Problem to solve —
Copy every line of the data that includes the string "structured".

Given records —
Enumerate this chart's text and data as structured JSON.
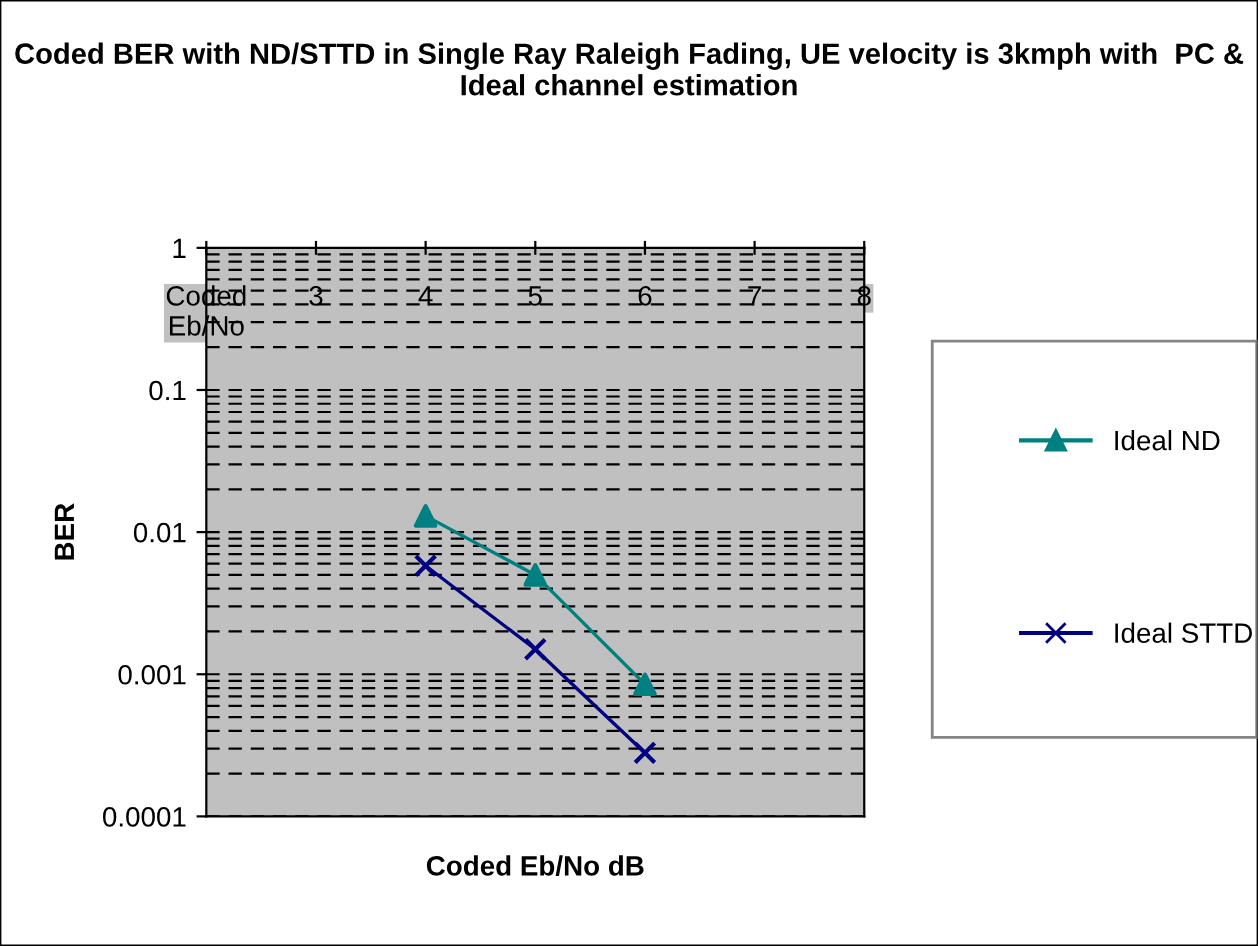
{
  "chart_data": {
    "type": "line",
    "title": "Coded BER with ND/STTD in Single Ray Raleigh Fading, UE velocity is 3kmph with  PC & Ideal channel estimation",
    "xlabel": "Coded Eb/No dB",
    "ylabel": "BER",
    "xlim": [
      2,
      8
    ],
    "xticks": [
      {
        "value": 2,
        "label": "Coded Eb/No"
      },
      3,
      4,
      5,
      6,
      7,
      8
    ],
    "ylim": [
      0.0001,
      1
    ],
    "yticks": [
      0.0001,
      0.001,
      0.01,
      0.1,
      1
    ],
    "log": "y",
    "x": [
      4,
      5,
      6
    ],
    "series": [
      {
        "name": "Ideal ND",
        "color": "#008080",
        "marker": "triangle",
        "values": [
          0.013,
          0.005,
          0.00085
        ]
      },
      {
        "name": "Ideal STTD",
        "color": "#000080",
        "marker": "cross",
        "values": [
          0.0058,
          0.0015,
          0.00028
        ]
      }
    ],
    "grid": "y",
    "line_style": "solid",
    "legend": "right"
  }
}
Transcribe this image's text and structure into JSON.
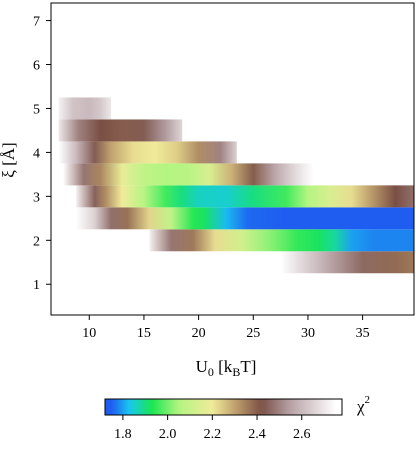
{
  "chart_data": {
    "type": "heatmap",
    "xlabel": "U",
    "xlabel_sub": "0",
    "xlabel_bracket_open": " [k",
    "xlabel_unit_sub": "B",
    "xlabel_bracket_close": "T]",
    "ylabel": "ξ [Å]",
    "colorbar_label": "χ",
    "colorbar_label_sup": "2",
    "xlim": [
      6.5,
      39.7
    ],
    "ylim": [
      0.3,
      7.4
    ],
    "xticks": [
      10,
      15,
      20,
      25,
      30,
      35
    ],
    "yticks": [
      1,
      2,
      3,
      4,
      5,
      6,
      7
    ],
    "colorbar_range": [
      1.72,
      2.78
    ],
    "colorbar_ticks": [
      1.8,
      2.0,
      2.2,
      2.4,
      2.6
    ],
    "colormap": [
      {
        "v": 1.75,
        "color": "#1f5cf0"
      },
      {
        "v": 1.83,
        "color": "#19c8f0"
      },
      {
        "v": 1.93,
        "color": "#19e650"
      },
      {
        "v": 2.05,
        "color": "#b4f582"
      },
      {
        "v": 2.2,
        "color": "#f0eb9a"
      },
      {
        "v": 2.3,
        "color": "#c2a26e"
      },
      {
        "v": 2.42,
        "color": "#7a4f45"
      },
      {
        "v": 2.55,
        "color": "#b7a2a7"
      },
      {
        "v": 2.75,
        "color": "#ffffff"
      }
    ],
    "xi_rows": [
      {
        "xi": 1.5,
        "x0": 27.5,
        "x1": 39.7,
        "values": [
          [
            27.5,
            2.78
          ],
          [
            31,
            2.6
          ],
          [
            35,
            2.46
          ],
          [
            38,
            2.38
          ],
          [
            39.7,
            2.36
          ]
        ]
      },
      {
        "xi": 2.0,
        "x0": 15.5,
        "x1": 39.7,
        "values": [
          [
            15.5,
            2.72
          ],
          [
            17.5,
            2.48
          ],
          [
            19.5,
            2.36
          ],
          [
            21.5,
            2.22
          ],
          [
            24,
            2.12
          ],
          [
            26.5,
            2.02
          ],
          [
            29,
            1.95
          ],
          [
            31,
            1.92
          ],
          [
            32.5,
            1.88
          ],
          [
            34,
            1.8
          ],
          [
            36,
            1.78
          ],
          [
            39.7,
            1.78
          ]
        ]
      },
      {
        "xi": 2.5,
        "x0": 8.8,
        "x1": 39.7,
        "values": [
          [
            8.8,
            2.78
          ],
          [
            10.5,
            2.65
          ],
          [
            12,
            2.47
          ],
          [
            13.5,
            2.37
          ],
          [
            15.5,
            2.23
          ],
          [
            17.5,
            2.08
          ],
          [
            19.5,
            1.94
          ],
          [
            20.5,
            1.92
          ],
          [
            22.5,
            1.82
          ],
          [
            24.5,
            1.76
          ],
          [
            28,
            1.74
          ],
          [
            32,
            1.74
          ],
          [
            39.7,
            1.75
          ]
        ]
      },
      {
        "xi": 3.0,
        "x0": 8.8,
        "x1": 39.7,
        "values": [
          [
            8.8,
            2.72
          ],
          [
            10.5,
            2.45
          ],
          [
            11.5,
            2.33
          ],
          [
            13,
            2.2
          ],
          [
            15,
            2.06
          ],
          [
            17,
            1.96
          ],
          [
            18.5,
            1.9
          ],
          [
            20,
            1.86
          ],
          [
            22.5,
            1.85
          ],
          [
            25,
            1.9
          ],
          [
            28,
            1.96
          ],
          [
            30,
            2.05
          ],
          [
            32,
            2.14
          ],
          [
            34,
            2.22
          ],
          [
            36,
            2.32
          ],
          [
            38,
            2.42
          ],
          [
            39.7,
            2.47
          ]
        ]
      },
      {
        "xi": 3.5,
        "x0": 7.6,
        "x1": 30.5,
        "values": [
          [
            7.6,
            2.75
          ],
          [
            9.5,
            2.48
          ],
          [
            11,
            2.34
          ],
          [
            13,
            2.18
          ],
          [
            15,
            2.08
          ],
          [
            17,
            2.05
          ],
          [
            19,
            2.06
          ],
          [
            21,
            2.14
          ],
          [
            23,
            2.28
          ],
          [
            25,
            2.4
          ],
          [
            27,
            2.56
          ],
          [
            29,
            2.68
          ],
          [
            30.5,
            2.76
          ]
        ]
      },
      {
        "xi": 4.0,
        "x0": 7.2,
        "x1": 23.5,
        "values": [
          [
            7.2,
            2.78
          ],
          [
            8.8,
            2.6
          ],
          [
            10.5,
            2.44
          ],
          [
            12,
            2.3
          ],
          [
            14,
            2.22
          ],
          [
            16,
            2.2
          ],
          [
            18,
            2.24
          ],
          [
            20,
            2.33
          ],
          [
            22,
            2.5
          ],
          [
            23.5,
            2.65
          ]
        ]
      },
      {
        "xi": 4.5,
        "x0": 7.2,
        "x1": 18.5,
        "values": [
          [
            7.2,
            2.7
          ],
          [
            9,
            2.5
          ],
          [
            11,
            2.42
          ],
          [
            13,
            2.4
          ],
          [
            15,
            2.44
          ],
          [
            17,
            2.54
          ],
          [
            18.5,
            2.66
          ]
        ]
      },
      {
        "xi": 5.0,
        "x0": 7.2,
        "x1": 12.0,
        "values": [
          [
            7.2,
            2.72
          ],
          [
            8.5,
            2.62
          ],
          [
            10,
            2.6
          ],
          [
            11,
            2.63
          ],
          [
            12,
            2.7
          ]
        ]
      },
      {
        "xi": 5.5,
        "x0": 8.6,
        "x1": 10.5,
        "values": [
          [
            8.6,
            2.8
          ],
          [
            9.5,
            2.76
          ],
          [
            10.5,
            2.8
          ]
        ]
      }
    ]
  }
}
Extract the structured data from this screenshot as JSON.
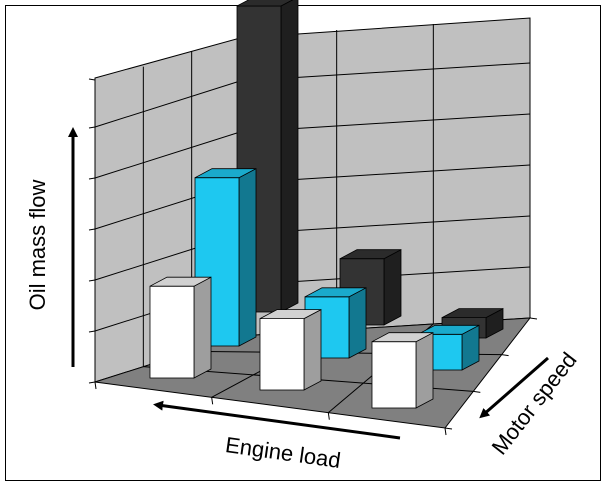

The solution —
Enumerate this chart's text and data as structured JSON.
Extract the structured data from this screenshot as JSON.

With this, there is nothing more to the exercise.